● DATA RECORDS
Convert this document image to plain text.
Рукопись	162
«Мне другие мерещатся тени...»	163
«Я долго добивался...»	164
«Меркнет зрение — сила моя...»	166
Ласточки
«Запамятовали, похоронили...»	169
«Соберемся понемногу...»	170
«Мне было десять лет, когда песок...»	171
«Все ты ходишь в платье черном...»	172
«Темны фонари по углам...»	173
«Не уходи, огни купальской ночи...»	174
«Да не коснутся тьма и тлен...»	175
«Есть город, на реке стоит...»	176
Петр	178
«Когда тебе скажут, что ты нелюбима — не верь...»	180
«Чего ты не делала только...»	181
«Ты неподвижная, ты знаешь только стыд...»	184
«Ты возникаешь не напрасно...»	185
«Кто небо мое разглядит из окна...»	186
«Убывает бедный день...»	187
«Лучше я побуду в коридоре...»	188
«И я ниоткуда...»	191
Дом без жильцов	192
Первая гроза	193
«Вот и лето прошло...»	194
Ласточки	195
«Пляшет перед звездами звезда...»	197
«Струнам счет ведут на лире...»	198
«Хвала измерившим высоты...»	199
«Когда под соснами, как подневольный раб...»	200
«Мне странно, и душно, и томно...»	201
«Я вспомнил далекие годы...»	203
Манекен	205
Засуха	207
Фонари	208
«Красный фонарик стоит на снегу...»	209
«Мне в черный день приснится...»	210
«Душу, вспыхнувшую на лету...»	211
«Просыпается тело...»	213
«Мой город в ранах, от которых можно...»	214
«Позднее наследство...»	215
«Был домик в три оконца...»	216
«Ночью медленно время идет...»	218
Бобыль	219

● YOUR OBJECTIVE
Pull out every line of the records above that contains the word "только".

● FINISHED EXERCISE
«Чего ты не делала только...»	181
«Ты неподвижная, ты знаешь только стыд...»	184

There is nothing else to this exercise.